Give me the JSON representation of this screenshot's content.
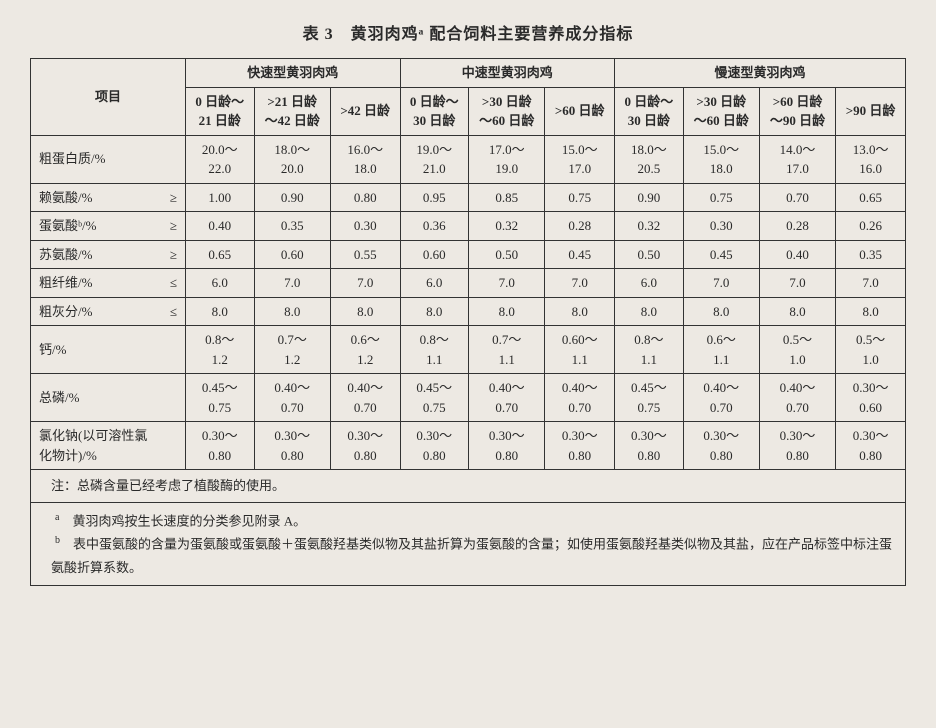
{
  "title": "表 3　黄羽肉鸡ᵃ 配合饲料主要营养成分指标",
  "header": {
    "item": "项目",
    "group1": "快速型黄羽肉鸡",
    "group2": "中速型黄羽肉鸡",
    "group3": "慢速型黄羽肉鸡",
    "g1c1a": "0 日龄～",
    "g1c1b": "21 日龄",
    "g1c2a": ">21 日龄",
    "g1c2b": "～42 日龄",
    "g1c3": ">42 日龄",
    "g2c1a": "0 日龄～",
    "g2c1b": "30 日龄",
    "g2c2a": ">30 日龄",
    "g2c2b": "～60 日龄",
    "g2c3": ">60 日龄",
    "g3c1a": "0 日龄～",
    "g3c1b": "30 日龄",
    "g3c2a": ">30 日龄",
    "g3c2b": "～60 日龄",
    "g3c3a": ">60 日龄",
    "g3c3b": "～90 日龄",
    "g3c4": ">90 日龄"
  },
  "rows": [
    {
      "name": "粗蛋白质/%",
      "op": "",
      "v": [
        "20.0～\n22.0",
        "18.0～\n20.0",
        "16.0～\n18.0",
        "19.0～\n21.0",
        "17.0～\n19.0",
        "15.0～\n17.0",
        "18.0～\n20.5",
        "15.0～\n18.0",
        "14.0～\n17.0",
        "13.0～\n16.0"
      ]
    },
    {
      "name": "赖氨酸/%",
      "op": "≥",
      "v": [
        "1.00",
        "0.90",
        "0.80",
        "0.95",
        "0.85",
        "0.75",
        "0.90",
        "0.75",
        "0.70",
        "0.65"
      ]
    },
    {
      "name": "蛋氨酸ᵇ/%",
      "op": "≥",
      "v": [
        "0.40",
        "0.35",
        "0.30",
        "0.36",
        "0.32",
        "0.28",
        "0.32",
        "0.30",
        "0.28",
        "0.26"
      ]
    },
    {
      "name": "苏氨酸/%",
      "op": "≥",
      "v": [
        "0.65",
        "0.60",
        "0.55",
        "0.60",
        "0.50",
        "0.45",
        "0.50",
        "0.45",
        "0.40",
        "0.35"
      ]
    },
    {
      "name": "粗纤维/%",
      "op": "≤",
      "v": [
        "6.0",
        "7.0",
        "7.0",
        "6.0",
        "7.0",
        "7.0",
        "6.0",
        "7.0",
        "7.0",
        "7.0"
      ]
    },
    {
      "name": "粗灰分/%",
      "op": "≤",
      "v": [
        "8.0",
        "8.0",
        "8.0",
        "8.0",
        "8.0",
        "8.0",
        "8.0",
        "8.0",
        "8.0",
        "8.0"
      ]
    },
    {
      "name": "钙/%",
      "op": "",
      "v": [
        "0.8～\n1.2",
        "0.7～\n1.2",
        "0.6～\n1.2",
        "0.8～\n1.1",
        "0.7～\n1.1",
        "0.60～\n1.1",
        "0.8～\n1.1",
        "0.6～\n1.1",
        "0.5～\n1.0",
        "0.5～\n1.0"
      ]
    },
    {
      "name": "总磷/%",
      "op": "",
      "v": [
        "0.45～\n0.75",
        "0.40～\n0.70",
        "0.40～\n0.70",
        "0.45～\n0.75",
        "0.40～\n0.70",
        "0.40～\n0.70",
        "0.45～\n0.75",
        "0.40～\n0.70",
        "0.40～\n0.70",
        "0.30～\n0.60"
      ]
    },
    {
      "name": "氯化钠(以可溶性氯化物计)/%",
      "op": "",
      "v": [
        "0.30～\n0.80",
        "0.30～\n0.80",
        "0.30～\n0.80",
        "0.30～\n0.80",
        "0.30～\n0.80",
        "0.30～\n0.80",
        "0.30～\n0.80",
        "0.30～\n0.80",
        "0.30～\n0.80",
        "0.30～\n0.80"
      ]
    }
  ],
  "notes": {
    "main": "注：总磷含量已经考虑了植酸酶的使用。",
    "a": "黄羽肉鸡按生长速度的分类参见附录 A。",
    "b": "表中蛋氨酸的含量为蛋氨酸或蛋氨酸＋蛋氨酸羟基类似物及其盐折算为蛋氨酸的含量；如使用蛋氨酸羟基类似物及其盐，应在产品标签中标注蛋氨酸折算系数。"
  }
}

==============================

◆ **What is being asked**
Without the pictures, return all the records precisely as they stand.

◆ **Full solution**
Give me the JSON representation of this screenshot's content.
{
  "title": "表 3　黄羽肉鸡ᵃ 配合饲料主要营养成分指标",
  "header": {
    "item": "项目",
    "group1": "快速型黄羽肉鸡",
    "group2": "中速型黄羽肉鸡",
    "group3": "慢速型黄羽肉鸡",
    "g1c1a": "0 日龄～",
    "g1c1b": "21 日龄",
    "g1c2a": ">21 日龄",
    "g1c2b": "～42 日龄",
    "g1c3": ">42 日龄",
    "g2c1a": "0 日龄～",
    "g2c1b": "30 日龄",
    "g2c2a": ">30 日龄",
    "g2c2b": "～60 日龄",
    "g2c3": ">60 日龄",
    "g3c1a": "0 日龄～",
    "g3c1b": "30 日龄",
    "g3c2a": ">30 日龄",
    "g3c2b": "～60 日龄",
    "g3c3a": ">60 日龄",
    "g3c3b": "～90 日龄",
    "g3c4": ">90 日龄"
  },
  "rows": [
    {
      "name": "粗蛋白质/%",
      "op": "",
      "v": [
        "20.0～\n22.0",
        "18.0～\n20.0",
        "16.0～\n18.0",
        "19.0～\n21.0",
        "17.0～\n19.0",
        "15.0～\n17.0",
        "18.0～\n20.5",
        "15.0～\n18.0",
        "14.0～\n17.0",
        "13.0～\n16.0"
      ]
    },
    {
      "name": "赖氨酸/%",
      "op": "≥",
      "v": [
        "1.00",
        "0.90",
        "0.80",
        "0.95",
        "0.85",
        "0.75",
        "0.90",
        "0.75",
        "0.70",
        "0.65"
      ]
    },
    {
      "name": "蛋氨酸ᵇ/%",
      "op": "≥",
      "v": [
        "0.40",
        "0.35",
        "0.30",
        "0.36",
        "0.32",
        "0.28",
        "0.32",
        "0.30",
        "0.28",
        "0.26"
      ]
    },
    {
      "name": "苏氨酸/%",
      "op": "≥",
      "v": [
        "0.65",
        "0.60",
        "0.55",
        "0.60",
        "0.50",
        "0.45",
        "0.50",
        "0.45",
        "0.40",
        "0.35"
      ]
    },
    {
      "name": "粗纤维/%",
      "op": "≤",
      "v": [
        "6.0",
        "7.0",
        "7.0",
        "6.0",
        "7.0",
        "7.0",
        "6.0",
        "7.0",
        "7.0",
        "7.0"
      ]
    },
    {
      "name": "粗灰分/%",
      "op": "≤",
      "v": [
        "8.0",
        "8.0",
        "8.0",
        "8.0",
        "8.0",
        "8.0",
        "8.0",
        "8.0",
        "8.0",
        "8.0"
      ]
    },
    {
      "name": "钙/%",
      "op": "",
      "v": [
        "0.8～\n1.2",
        "0.7～\n1.2",
        "0.6～\n1.2",
        "0.8～\n1.1",
        "0.7～\n1.1",
        "0.60～\n1.1",
        "0.8～\n1.1",
        "0.6～\n1.1",
        "0.5～\n1.0",
        "0.5～\n1.0"
      ]
    },
    {
      "name": "总磷/%",
      "op": "",
      "v": [
        "0.45～\n0.75",
        "0.40～\n0.70",
        "0.40～\n0.70",
        "0.45～\n0.75",
        "0.40～\n0.70",
        "0.40～\n0.70",
        "0.45～\n0.75",
        "0.40～\n0.70",
        "0.40～\n0.70",
        "0.30～\n0.60"
      ]
    },
    {
      "name": "氯化钠(以可溶性氯化物计)/%",
      "op": "",
      "v": [
        "0.30～\n0.80",
        "0.30～\n0.80",
        "0.30～\n0.80",
        "0.30～\n0.80",
        "0.30～\n0.80",
        "0.30～\n0.80",
        "0.30～\n0.80",
        "0.30～\n0.80",
        "0.30～\n0.80",
        "0.30～\n0.80"
      ]
    }
  ],
  "notes": {
    "main": "注：总磷含量已经考虑了植酸酶的使用。",
    "a": "黄羽肉鸡按生长速度的分类参见附录 A。",
    "b": "表中蛋氨酸的含量为蛋氨酸或蛋氨酸＋蛋氨酸羟基类似物及其盐折算为蛋氨酸的含量；如使用蛋氨酸羟基类似物及其盐，应在产品标签中标注蛋氨酸折算系数。"
  }
}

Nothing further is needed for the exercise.